Your goal: From the listing below, pull out all lines with "screenshot" in them.

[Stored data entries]
□ □ □
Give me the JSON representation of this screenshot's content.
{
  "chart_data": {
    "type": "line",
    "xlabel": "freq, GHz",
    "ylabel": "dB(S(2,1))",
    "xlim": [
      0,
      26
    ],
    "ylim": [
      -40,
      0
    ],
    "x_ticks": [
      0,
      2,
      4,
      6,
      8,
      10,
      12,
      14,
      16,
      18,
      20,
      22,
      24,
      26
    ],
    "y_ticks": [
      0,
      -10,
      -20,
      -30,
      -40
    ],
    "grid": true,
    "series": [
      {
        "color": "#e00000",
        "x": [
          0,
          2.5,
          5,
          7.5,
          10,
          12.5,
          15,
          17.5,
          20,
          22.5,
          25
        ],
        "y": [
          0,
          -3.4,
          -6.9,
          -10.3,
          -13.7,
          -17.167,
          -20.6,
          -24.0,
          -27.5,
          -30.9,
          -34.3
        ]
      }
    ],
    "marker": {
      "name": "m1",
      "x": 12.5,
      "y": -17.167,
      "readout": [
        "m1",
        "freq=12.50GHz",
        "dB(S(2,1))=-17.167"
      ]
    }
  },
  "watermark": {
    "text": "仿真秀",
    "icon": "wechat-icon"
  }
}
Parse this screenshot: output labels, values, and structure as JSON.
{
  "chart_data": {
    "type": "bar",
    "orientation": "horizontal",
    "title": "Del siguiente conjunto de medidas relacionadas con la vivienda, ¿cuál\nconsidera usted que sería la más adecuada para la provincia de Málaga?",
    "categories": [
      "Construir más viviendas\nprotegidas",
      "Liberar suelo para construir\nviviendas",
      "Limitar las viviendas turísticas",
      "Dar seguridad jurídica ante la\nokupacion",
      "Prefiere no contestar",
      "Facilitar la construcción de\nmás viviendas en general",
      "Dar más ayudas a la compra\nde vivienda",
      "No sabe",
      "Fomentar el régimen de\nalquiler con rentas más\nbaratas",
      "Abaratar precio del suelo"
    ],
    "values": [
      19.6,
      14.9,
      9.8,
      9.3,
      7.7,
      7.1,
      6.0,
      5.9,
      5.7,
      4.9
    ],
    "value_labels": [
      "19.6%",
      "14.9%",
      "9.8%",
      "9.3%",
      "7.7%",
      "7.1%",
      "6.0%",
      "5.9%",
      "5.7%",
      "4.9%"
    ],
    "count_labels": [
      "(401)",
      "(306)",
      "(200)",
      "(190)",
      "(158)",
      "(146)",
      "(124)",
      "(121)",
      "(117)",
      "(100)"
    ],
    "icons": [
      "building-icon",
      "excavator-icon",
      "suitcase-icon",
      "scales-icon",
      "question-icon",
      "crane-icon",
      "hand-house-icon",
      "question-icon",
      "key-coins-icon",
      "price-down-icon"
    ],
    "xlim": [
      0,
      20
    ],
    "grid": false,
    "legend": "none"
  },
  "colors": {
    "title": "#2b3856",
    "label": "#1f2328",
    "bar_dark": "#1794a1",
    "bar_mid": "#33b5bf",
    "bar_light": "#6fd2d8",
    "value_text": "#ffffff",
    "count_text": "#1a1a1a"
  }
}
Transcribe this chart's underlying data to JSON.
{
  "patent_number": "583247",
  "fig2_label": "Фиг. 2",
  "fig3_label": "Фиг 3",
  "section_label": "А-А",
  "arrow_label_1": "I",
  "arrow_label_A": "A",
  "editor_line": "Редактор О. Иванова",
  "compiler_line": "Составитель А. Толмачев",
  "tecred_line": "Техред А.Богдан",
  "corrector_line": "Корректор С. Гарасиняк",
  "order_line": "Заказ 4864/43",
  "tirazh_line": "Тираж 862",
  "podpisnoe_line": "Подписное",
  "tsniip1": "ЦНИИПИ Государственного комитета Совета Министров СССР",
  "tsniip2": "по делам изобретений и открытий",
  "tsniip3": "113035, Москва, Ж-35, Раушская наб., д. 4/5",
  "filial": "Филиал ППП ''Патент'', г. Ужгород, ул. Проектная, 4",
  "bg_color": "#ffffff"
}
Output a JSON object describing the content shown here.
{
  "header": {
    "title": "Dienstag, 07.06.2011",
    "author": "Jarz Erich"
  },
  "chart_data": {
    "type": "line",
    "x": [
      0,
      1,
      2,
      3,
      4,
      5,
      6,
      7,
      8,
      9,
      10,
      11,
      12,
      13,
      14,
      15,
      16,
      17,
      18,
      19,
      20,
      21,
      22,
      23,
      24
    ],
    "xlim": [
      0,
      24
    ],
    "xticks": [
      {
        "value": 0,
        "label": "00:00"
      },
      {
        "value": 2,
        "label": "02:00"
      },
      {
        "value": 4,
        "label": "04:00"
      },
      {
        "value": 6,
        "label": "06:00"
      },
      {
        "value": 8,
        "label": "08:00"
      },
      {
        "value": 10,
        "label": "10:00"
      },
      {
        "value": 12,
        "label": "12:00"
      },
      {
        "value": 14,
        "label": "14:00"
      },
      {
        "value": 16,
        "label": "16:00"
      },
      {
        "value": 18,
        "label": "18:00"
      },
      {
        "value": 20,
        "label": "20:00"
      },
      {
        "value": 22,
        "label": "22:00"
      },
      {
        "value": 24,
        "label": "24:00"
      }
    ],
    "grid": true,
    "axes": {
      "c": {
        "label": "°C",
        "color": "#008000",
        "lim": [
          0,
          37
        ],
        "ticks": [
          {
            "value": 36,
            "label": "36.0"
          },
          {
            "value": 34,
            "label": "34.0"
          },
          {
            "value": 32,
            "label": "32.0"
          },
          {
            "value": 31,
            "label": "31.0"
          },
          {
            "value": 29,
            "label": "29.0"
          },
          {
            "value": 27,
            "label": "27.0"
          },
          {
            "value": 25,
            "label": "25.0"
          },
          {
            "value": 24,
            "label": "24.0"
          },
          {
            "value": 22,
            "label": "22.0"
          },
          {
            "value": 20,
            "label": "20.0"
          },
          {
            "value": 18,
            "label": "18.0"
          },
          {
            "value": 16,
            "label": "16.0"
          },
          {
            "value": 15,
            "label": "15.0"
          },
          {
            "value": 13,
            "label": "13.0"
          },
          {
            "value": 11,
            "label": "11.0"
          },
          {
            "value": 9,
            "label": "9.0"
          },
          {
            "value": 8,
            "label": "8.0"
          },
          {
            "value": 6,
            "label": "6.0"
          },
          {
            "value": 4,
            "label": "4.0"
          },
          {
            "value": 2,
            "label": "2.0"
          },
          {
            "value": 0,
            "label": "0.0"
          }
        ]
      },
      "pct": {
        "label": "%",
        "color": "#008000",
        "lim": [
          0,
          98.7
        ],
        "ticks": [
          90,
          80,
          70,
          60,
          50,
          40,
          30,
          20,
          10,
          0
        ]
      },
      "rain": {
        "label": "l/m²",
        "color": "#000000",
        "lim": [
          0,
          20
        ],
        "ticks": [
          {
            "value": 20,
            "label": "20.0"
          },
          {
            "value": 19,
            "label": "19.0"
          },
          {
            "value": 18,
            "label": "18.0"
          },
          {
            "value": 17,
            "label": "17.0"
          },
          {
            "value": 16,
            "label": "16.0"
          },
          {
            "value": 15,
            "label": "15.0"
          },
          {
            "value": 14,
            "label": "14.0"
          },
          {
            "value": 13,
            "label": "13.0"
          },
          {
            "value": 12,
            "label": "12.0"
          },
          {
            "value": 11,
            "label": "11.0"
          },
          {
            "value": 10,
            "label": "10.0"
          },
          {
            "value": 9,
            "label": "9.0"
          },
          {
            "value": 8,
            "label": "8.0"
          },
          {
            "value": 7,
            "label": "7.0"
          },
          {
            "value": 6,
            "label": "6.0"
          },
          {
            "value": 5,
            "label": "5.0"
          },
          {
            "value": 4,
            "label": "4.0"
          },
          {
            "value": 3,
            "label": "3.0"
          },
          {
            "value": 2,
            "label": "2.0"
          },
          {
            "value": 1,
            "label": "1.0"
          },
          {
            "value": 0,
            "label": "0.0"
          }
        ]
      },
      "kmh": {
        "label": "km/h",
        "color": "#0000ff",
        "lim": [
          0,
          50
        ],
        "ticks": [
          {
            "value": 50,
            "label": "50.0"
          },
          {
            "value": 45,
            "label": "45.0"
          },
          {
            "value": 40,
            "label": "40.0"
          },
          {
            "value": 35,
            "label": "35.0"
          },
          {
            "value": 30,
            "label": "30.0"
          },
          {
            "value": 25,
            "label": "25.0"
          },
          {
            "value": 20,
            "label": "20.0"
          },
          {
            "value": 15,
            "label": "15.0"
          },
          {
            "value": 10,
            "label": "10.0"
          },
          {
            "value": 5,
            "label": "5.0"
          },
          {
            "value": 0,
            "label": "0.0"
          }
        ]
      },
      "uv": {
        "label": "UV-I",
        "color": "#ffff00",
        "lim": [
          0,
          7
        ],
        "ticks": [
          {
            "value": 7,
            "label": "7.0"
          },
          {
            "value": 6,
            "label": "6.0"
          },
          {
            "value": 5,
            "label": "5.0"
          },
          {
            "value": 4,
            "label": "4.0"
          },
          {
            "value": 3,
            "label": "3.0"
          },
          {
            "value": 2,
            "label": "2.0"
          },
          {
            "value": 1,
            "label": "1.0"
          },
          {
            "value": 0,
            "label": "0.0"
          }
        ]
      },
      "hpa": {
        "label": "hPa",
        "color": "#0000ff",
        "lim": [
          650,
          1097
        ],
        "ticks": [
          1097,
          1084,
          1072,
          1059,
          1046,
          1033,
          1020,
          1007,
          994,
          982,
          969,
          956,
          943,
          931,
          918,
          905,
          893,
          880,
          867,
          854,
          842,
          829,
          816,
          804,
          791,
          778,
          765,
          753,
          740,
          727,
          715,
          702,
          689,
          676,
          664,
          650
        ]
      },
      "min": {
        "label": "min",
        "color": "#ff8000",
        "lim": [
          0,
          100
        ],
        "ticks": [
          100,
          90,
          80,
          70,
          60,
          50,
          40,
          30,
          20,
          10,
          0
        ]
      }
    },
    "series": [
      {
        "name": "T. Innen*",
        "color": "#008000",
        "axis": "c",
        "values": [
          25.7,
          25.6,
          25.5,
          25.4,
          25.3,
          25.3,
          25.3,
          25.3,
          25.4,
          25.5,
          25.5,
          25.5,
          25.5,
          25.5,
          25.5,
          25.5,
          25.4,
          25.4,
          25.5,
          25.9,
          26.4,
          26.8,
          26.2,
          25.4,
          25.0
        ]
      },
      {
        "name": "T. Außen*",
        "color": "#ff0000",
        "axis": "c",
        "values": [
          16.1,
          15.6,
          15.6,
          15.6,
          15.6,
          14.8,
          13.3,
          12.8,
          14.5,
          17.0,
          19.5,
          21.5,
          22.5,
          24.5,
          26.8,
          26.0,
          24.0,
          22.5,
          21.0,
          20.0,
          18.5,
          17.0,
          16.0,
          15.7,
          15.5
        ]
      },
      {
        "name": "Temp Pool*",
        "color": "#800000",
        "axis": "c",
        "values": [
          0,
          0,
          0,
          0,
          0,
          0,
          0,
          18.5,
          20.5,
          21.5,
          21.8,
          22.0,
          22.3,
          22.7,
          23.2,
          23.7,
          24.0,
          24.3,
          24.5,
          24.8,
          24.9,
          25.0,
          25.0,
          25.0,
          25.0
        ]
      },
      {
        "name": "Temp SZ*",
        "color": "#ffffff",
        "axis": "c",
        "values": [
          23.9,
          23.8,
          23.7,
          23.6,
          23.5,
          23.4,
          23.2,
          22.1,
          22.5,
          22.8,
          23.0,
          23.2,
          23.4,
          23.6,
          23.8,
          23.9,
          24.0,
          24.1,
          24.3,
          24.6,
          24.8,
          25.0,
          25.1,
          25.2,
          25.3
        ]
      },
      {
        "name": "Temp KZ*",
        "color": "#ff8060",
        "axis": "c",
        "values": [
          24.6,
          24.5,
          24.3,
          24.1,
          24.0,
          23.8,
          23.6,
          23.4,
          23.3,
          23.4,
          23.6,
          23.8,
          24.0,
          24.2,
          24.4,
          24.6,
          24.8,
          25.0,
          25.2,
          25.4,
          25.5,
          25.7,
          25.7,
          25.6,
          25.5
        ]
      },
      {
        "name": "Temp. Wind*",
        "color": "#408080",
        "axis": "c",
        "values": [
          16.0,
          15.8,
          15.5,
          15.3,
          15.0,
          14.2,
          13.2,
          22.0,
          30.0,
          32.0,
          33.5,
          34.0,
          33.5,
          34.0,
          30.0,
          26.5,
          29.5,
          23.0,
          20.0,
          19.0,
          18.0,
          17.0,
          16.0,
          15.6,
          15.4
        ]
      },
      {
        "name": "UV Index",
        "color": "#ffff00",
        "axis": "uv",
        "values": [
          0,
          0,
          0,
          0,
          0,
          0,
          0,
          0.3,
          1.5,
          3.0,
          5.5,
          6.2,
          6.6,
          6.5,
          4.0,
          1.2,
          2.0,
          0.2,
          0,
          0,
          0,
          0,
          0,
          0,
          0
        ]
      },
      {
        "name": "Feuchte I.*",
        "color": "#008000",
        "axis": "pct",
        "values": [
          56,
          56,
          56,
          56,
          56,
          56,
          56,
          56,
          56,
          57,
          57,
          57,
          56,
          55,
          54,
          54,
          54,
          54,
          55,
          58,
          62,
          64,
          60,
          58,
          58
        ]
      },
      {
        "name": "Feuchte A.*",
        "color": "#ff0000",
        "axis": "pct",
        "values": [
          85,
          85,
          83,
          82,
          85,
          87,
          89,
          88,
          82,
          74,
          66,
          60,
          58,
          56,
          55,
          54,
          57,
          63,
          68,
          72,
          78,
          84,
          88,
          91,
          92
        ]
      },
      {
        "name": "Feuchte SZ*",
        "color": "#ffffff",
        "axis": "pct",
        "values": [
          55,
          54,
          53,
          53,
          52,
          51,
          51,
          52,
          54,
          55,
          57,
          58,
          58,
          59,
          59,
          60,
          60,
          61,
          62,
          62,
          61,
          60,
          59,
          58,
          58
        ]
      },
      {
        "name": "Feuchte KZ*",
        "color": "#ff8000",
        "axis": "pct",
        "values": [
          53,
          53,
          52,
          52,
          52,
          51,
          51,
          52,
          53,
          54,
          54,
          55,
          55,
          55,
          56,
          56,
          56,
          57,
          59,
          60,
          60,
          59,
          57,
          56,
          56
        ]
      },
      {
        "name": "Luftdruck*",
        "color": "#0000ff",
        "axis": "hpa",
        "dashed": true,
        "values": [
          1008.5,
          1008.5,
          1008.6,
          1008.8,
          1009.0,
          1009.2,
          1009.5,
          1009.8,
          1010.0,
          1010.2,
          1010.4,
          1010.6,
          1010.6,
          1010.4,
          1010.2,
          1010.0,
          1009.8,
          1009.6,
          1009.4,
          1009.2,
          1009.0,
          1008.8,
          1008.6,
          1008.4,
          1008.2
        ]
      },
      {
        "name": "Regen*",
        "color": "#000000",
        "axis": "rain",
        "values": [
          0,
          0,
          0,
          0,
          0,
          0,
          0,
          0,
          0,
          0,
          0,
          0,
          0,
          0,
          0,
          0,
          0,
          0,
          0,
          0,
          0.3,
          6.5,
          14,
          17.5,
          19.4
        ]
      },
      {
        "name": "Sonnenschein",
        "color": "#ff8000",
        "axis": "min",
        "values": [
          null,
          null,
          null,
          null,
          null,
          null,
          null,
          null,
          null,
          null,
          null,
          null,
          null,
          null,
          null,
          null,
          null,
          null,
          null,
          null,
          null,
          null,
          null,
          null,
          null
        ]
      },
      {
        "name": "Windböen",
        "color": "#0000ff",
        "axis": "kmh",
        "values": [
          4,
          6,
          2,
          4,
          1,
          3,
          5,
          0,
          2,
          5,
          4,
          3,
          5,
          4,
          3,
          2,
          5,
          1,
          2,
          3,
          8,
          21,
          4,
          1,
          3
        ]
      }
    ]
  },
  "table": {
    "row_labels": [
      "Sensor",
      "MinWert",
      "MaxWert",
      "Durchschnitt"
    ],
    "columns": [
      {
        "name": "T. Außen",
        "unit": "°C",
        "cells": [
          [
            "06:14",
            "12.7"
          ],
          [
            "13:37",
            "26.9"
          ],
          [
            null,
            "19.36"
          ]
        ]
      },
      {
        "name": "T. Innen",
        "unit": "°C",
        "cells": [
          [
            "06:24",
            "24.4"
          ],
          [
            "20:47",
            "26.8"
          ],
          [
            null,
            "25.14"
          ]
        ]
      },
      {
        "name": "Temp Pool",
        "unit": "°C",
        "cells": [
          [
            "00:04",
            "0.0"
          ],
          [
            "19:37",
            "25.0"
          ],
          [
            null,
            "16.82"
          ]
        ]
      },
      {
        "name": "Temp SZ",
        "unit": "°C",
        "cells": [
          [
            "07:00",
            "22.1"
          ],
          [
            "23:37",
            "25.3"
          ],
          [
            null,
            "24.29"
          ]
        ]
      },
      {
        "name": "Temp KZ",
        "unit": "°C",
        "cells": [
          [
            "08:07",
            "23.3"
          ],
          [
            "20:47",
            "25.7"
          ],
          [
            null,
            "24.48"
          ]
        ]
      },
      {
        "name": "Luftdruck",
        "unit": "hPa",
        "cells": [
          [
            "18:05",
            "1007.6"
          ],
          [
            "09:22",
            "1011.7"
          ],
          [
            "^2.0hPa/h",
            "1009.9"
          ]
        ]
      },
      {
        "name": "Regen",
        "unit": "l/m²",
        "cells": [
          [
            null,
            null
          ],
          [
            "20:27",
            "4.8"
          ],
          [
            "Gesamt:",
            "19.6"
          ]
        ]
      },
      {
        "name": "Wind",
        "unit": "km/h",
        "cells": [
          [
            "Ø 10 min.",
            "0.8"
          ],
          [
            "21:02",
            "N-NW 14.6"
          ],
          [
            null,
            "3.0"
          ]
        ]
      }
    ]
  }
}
□ □ □
Solution for this task:
Give me the JSON representation of this screenshot's content.
Parse this screenshot: output labels, values, and structure as JSON.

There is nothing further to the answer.